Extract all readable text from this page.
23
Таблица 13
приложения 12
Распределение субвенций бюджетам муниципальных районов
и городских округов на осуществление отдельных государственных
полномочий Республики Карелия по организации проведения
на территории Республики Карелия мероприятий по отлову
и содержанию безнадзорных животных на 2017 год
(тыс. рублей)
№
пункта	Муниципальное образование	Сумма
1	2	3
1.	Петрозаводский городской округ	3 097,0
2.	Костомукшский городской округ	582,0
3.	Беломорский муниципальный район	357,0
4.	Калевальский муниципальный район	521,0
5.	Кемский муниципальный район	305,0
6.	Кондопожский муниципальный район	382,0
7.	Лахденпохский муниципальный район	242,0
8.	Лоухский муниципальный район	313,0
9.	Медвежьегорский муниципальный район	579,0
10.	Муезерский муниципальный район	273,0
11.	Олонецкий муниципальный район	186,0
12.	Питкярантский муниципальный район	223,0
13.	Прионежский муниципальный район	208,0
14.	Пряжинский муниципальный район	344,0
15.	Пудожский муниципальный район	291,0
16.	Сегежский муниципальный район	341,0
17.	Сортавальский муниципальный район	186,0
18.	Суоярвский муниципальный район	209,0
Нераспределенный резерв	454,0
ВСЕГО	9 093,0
++++++
SET TASK »
Copy each line of the data above that holds "Карелия".

SOLVED EXERCISE »
полномочий Республики Карелия по организации проведения
на территории Республики Карелия мероприятий по отлову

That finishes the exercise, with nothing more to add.